== Stated task 1 ==
In the tenant routing and authentication excerpt, list each item given under "AuthN surface area:".
== Stated task 2 ==
Continue the tenant routing and authentication excerpt from its last line.

== Provided passage ==
^^^^^^^^^^^^^^^^
Tenant-Aware Routing

Routing decision is primarily based on tenant_id, and secondarily on request kind (aggregate vs projection vs runner).
The Gateway abstracts the topology: clients do not need to know which node hosts their tenant.

Independent Scalability and Rebalancing

Each service (Aggregate, Projection, Runner) can have its own tenant-to-shard placement. The Gateway resolves routing per (tenant_id, service_kind).
Rebalancing is defined as moving a tenant’s assignment for a specific service from one shard to another with bounded disruption.

Functional Requirements

1) Authentication (AuthN)

AuthN surface area:
- Signup, signin, signout
- Forgot password, reset password
- MFA enrollment and MFA challenge (step-up)
- Google OIDC login (and future providers)
- Service identities (internal callers)
Password-based accounts:
- Store passwords hashed with Argon2id using per-user random salts and parameters suitable for production.
- Signup MUST support email verification before the account becomes active (configurable per environment).
- Signin MUST support MFA when required by policy.
- Signout MUST revoke refresh tokens (and optionally maintain a short-lived access-token denylist only if needed).
Sessions and tokens:
- Issue a short-lived access token and a refresh token with rotation.
- Refresh tokens MUST be stored server-side (hashed at rest) to support revocation and rotation.
- Support both browser and API clients:
  - Browser: refresh token in an HttpOnly cookie with CSRF protections.
  - API clients: refresh token in an authorization header or secure client storage (no localStorage guidance in the PRD; implementation chooses).
OIDC (Google):
- Support Authorization Code flow with PKCE.
- Map OIDC identities to internal users; allow linking multiple providers per user.
- Future providers (e.g., GitHub, Azure AD) should fit the same model.
^^^^^^^^^^^^^^^^
== Element location data ==
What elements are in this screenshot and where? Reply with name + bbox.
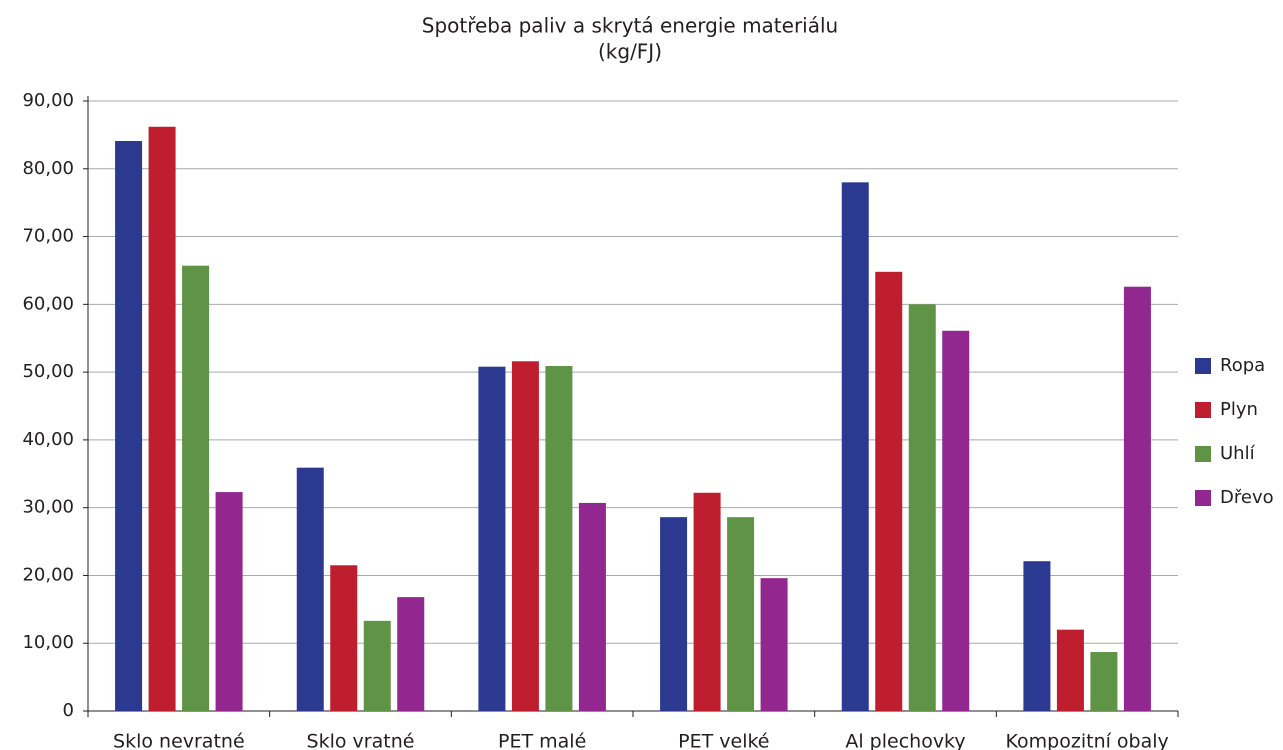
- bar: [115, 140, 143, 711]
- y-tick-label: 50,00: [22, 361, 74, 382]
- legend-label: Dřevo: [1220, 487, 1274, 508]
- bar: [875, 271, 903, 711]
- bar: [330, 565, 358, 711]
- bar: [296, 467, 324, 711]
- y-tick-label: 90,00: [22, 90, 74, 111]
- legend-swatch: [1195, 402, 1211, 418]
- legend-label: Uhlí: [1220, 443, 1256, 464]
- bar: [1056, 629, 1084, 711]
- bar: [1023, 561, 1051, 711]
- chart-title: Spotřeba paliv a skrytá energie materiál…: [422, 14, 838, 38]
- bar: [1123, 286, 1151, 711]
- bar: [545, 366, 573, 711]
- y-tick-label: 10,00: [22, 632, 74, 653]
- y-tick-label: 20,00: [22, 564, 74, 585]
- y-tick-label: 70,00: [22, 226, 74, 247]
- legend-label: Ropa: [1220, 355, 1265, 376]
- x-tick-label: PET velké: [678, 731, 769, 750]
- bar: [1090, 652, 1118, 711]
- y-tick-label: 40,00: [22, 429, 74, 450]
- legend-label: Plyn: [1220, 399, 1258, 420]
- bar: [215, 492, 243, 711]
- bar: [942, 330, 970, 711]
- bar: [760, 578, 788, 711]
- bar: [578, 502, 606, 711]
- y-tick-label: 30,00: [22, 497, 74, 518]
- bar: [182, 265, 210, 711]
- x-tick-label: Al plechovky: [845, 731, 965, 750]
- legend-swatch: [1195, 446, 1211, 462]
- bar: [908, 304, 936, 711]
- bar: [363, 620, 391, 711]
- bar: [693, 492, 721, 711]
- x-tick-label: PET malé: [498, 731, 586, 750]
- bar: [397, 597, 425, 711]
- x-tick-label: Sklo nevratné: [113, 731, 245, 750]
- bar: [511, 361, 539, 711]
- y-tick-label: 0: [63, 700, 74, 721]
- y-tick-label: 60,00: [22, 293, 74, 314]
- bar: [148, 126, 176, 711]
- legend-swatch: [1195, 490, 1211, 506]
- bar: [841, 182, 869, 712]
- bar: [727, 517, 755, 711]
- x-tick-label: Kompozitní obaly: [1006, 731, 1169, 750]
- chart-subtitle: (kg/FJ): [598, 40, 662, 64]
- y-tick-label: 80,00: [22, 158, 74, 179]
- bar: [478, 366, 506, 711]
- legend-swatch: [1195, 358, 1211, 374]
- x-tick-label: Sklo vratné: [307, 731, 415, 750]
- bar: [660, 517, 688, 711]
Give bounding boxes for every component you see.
^^^^^^^^^^^^^^^^
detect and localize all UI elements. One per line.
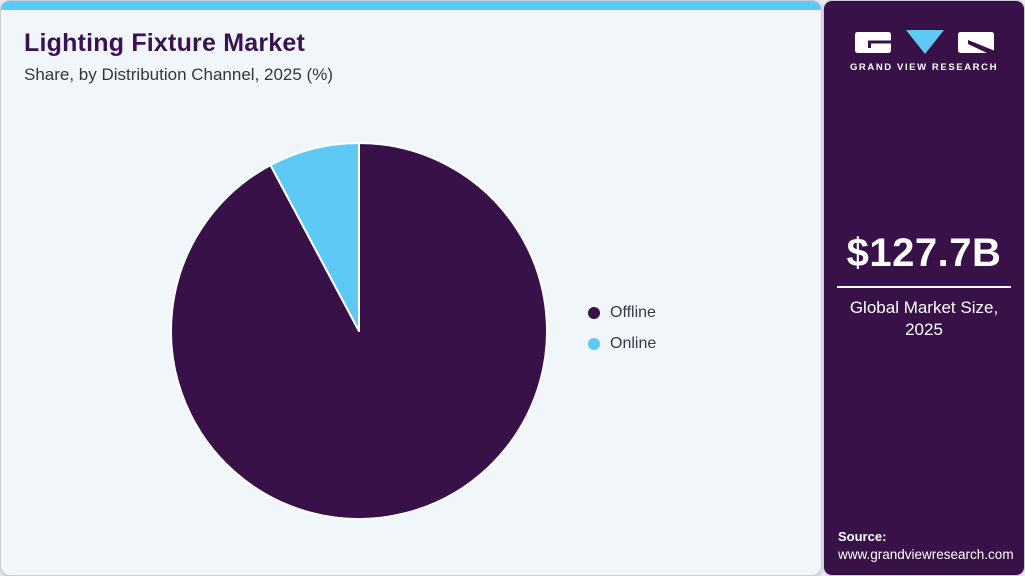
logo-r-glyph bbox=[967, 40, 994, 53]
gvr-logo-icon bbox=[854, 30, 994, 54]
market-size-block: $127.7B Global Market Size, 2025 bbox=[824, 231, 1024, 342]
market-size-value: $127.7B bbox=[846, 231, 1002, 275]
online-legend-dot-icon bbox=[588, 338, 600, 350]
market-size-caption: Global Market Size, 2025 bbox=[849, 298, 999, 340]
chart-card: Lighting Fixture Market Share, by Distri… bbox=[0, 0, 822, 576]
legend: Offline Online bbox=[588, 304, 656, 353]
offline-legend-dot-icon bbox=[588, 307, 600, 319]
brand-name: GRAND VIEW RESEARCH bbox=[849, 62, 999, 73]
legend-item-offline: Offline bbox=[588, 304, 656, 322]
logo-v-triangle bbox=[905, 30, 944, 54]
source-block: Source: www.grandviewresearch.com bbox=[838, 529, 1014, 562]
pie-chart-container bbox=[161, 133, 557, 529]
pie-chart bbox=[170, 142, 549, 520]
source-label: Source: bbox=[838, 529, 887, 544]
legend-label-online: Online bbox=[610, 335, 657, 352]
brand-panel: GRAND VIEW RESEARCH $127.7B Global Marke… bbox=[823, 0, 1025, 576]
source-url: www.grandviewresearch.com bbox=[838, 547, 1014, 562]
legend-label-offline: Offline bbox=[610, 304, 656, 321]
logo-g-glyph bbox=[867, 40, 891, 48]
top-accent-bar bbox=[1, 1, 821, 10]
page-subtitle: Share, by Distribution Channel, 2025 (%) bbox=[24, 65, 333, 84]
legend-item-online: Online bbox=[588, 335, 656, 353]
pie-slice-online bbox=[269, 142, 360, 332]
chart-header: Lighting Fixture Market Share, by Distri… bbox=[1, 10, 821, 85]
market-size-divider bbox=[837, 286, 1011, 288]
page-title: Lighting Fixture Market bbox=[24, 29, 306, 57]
^^^^^^^^^^^^^^^^
== Task answer 1 ==
- Signup, signin, signout
- Forgot password, reset password
- MFA enrollment and MFA challenge (step-up)
- Google OIDC login (and future providers)
- Service identities (internal callers)

== Task answer 2 ==
Service auth (internal):
- Support service identities for Runner → Gateway and other future internal callers.
- Recommended approach: mTLS and/or signed JWTs with a sub of service:<name> plus explicit RBAC grants.
Forgot / reset password:
- Forgot password MUST create a one-time reset token with an expiry and store only a hash of it.
- Reset password MUST verify the token, enforce password policy, rotate credentials, and revoke all refresh tokens for the user.
- Sending reset links/codes is a side effect; the Gateway SHOULD trigger it via the platform’s effect execution path (Runner effect providers) rather than embedding SMTP credentials in the Gateway.
MFA:
- Support TOTP (authenticator apps) as the default MFA method.
- Support recovery codes (one-time use) for account recovery.
- MFA enrollment MUST require a recent primary authentication (step-up).
- MFA challenges MUST be bound to an auth session and have short expiration.

2) Authorization (AuthZ / RBAC)

RBAC entities:
- User (human identity)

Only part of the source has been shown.